Do this :: Starting at the beginning of the records and ending at the line that contains "instrument-screen: Home Menu", reproduce those lines with "Slow" changed to "Fast" and everything else unchanged.

** START OF Available records **

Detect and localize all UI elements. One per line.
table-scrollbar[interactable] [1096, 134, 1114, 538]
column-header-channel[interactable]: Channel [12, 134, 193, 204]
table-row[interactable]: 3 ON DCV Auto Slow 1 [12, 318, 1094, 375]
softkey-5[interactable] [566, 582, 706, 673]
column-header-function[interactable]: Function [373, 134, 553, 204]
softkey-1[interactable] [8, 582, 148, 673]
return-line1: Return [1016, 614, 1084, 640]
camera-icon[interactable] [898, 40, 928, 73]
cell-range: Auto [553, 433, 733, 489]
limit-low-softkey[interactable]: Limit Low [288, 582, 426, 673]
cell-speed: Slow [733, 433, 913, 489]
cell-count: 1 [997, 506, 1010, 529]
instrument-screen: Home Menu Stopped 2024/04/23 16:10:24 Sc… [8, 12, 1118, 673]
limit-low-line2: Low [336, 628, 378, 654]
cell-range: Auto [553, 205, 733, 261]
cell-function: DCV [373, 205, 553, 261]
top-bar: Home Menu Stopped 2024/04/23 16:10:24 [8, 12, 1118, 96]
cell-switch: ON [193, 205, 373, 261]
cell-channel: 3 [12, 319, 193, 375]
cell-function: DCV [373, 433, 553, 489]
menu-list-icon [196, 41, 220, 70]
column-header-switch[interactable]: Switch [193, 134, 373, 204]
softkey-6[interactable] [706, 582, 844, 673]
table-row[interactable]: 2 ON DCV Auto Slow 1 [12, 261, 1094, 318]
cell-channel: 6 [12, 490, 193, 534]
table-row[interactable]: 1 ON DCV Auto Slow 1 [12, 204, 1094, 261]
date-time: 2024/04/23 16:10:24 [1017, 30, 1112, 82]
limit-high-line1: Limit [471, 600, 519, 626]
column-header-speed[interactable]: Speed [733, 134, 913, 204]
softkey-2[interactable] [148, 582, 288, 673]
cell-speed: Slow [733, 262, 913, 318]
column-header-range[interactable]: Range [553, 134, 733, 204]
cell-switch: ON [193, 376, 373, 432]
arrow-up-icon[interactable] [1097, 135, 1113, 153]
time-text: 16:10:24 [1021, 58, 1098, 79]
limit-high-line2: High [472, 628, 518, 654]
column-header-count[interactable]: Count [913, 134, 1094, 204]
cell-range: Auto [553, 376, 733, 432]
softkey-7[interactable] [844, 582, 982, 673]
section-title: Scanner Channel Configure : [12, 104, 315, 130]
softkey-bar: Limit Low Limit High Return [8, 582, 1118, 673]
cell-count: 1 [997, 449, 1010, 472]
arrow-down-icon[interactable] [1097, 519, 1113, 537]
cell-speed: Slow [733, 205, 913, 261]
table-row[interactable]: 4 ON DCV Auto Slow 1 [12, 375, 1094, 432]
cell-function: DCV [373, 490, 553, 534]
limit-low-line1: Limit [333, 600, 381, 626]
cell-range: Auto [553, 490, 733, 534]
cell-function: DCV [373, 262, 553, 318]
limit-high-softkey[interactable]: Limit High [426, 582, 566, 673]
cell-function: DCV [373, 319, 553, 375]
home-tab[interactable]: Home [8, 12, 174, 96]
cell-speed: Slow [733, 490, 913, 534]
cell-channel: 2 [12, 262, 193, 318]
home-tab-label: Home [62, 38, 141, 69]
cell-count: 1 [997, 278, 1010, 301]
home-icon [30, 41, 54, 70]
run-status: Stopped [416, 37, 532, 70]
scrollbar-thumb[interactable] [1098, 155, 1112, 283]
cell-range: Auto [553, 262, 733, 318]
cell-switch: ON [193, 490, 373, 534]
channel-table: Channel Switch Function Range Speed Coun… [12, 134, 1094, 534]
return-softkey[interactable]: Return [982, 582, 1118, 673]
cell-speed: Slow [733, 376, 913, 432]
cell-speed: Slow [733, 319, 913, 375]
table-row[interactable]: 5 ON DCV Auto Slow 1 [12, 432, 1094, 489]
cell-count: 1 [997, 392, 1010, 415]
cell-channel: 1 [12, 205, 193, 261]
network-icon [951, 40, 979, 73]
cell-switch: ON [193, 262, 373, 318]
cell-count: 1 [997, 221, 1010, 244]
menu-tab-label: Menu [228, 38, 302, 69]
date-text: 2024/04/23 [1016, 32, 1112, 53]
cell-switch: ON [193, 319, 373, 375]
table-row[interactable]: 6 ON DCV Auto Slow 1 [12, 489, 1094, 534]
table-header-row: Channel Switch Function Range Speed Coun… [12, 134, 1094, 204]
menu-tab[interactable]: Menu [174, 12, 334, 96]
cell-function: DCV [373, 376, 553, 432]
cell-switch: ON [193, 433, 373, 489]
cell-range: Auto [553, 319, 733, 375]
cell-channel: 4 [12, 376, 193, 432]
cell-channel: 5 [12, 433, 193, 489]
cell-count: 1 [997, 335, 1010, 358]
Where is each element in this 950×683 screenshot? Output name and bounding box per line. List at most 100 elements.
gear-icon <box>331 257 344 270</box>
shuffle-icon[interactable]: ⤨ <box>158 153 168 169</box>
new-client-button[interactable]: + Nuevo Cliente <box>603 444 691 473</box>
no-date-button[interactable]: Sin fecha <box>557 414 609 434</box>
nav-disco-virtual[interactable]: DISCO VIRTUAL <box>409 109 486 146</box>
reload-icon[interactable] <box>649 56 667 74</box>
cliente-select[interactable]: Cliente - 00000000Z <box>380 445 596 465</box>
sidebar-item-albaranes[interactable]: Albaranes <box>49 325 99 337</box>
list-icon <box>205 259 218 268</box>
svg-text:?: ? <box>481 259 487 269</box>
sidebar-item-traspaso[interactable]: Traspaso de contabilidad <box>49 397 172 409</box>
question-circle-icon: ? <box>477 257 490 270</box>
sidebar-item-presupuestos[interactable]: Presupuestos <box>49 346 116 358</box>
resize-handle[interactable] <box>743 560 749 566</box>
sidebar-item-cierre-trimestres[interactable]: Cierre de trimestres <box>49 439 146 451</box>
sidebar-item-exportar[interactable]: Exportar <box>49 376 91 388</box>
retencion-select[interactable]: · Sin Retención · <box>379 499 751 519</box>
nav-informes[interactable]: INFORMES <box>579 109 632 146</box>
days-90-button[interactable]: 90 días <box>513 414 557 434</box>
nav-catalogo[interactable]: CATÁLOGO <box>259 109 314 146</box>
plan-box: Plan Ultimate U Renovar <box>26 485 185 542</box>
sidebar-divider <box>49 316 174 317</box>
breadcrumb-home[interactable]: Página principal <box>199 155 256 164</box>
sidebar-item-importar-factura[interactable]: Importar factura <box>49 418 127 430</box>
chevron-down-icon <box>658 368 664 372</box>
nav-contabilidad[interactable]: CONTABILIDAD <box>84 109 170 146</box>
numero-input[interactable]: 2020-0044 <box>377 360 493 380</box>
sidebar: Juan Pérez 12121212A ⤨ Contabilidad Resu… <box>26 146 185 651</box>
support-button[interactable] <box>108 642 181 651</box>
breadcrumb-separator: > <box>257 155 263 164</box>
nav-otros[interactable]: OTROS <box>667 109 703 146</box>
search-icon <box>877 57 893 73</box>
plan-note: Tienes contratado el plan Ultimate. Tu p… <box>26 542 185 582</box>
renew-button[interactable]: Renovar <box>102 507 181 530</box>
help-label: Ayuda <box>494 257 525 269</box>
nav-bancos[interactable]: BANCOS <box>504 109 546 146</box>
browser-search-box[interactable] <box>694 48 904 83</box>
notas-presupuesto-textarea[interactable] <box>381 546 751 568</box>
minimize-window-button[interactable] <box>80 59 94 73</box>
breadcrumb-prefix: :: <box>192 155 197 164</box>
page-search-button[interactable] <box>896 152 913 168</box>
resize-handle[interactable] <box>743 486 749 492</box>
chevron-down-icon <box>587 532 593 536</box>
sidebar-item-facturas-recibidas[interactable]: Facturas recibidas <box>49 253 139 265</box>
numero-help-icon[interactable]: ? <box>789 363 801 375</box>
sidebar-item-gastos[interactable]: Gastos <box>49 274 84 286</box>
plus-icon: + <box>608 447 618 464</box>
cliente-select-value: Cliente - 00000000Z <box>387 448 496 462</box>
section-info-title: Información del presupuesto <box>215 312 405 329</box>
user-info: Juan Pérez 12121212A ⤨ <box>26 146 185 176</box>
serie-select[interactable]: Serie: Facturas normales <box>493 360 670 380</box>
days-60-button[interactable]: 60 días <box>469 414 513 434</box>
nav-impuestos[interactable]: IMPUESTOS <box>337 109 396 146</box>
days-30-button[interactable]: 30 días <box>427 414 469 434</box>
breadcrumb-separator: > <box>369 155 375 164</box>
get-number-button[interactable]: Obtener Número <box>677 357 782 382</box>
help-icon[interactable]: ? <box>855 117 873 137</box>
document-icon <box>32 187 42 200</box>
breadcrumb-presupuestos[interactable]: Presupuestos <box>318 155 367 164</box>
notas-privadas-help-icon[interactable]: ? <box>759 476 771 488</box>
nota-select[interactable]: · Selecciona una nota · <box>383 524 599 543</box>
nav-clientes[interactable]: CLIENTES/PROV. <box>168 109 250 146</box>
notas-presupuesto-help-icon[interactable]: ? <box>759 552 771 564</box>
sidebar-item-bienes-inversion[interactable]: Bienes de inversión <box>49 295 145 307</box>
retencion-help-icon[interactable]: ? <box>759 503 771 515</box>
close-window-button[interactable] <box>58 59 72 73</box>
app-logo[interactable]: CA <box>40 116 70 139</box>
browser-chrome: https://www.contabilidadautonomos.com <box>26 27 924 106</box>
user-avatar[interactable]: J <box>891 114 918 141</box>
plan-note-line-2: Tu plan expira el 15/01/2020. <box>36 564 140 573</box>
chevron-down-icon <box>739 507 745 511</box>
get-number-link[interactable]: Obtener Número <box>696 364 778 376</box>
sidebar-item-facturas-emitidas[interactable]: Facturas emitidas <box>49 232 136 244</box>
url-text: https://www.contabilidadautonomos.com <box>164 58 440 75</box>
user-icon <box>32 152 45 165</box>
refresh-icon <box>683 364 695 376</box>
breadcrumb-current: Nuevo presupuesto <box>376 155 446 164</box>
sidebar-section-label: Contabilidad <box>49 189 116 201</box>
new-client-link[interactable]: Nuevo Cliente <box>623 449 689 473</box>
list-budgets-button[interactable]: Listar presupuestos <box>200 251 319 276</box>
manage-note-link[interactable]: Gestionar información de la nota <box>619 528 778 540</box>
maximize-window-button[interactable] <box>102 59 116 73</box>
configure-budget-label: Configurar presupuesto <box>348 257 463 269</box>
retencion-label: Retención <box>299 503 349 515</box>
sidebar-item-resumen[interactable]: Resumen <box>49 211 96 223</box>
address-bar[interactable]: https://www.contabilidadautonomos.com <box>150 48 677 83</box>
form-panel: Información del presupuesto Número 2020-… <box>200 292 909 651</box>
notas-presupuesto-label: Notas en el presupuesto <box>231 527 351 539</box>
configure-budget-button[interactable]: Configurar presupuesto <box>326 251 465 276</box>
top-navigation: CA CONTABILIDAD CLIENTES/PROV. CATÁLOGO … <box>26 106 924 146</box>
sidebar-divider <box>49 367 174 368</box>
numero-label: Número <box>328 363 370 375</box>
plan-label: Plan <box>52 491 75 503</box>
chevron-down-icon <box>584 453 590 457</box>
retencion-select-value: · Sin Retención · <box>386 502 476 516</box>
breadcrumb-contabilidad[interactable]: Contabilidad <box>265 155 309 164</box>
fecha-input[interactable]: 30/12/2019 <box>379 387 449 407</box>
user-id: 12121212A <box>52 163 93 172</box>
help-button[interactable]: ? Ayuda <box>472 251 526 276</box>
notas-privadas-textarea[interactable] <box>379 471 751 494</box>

** END OF Available records **

Final result ::
Detect and localize all UI elements. One per line.
table-scrollbar[interactable] [1096, 134, 1114, 538]
column-header-channel[interactable]: Channel [12, 134, 193, 204]
table-row[interactable]: 3 ON DCV Auto Fast 1 [12, 318, 1094, 375]
softkey-5[interactable] [566, 582, 706, 673]
column-header-function[interactable]: Function [373, 134, 553, 204]
softkey-1[interactable] [8, 582, 148, 673]
return-line1: Return [1016, 614, 1084, 640]
camera-icon[interactable] [898, 40, 928, 73]
cell-range: Auto [553, 433, 733, 489]
limit-low-softkey[interactable]: Limit Low [288, 582, 426, 673]
cell-speed: Fast [733, 433, 913, 489]
cell-count: 1 [997, 506, 1010, 529]
instrument-screen: Home Menu Stopped 2024/04/23 16:10:24 Sc… [8, 12, 1118, 673]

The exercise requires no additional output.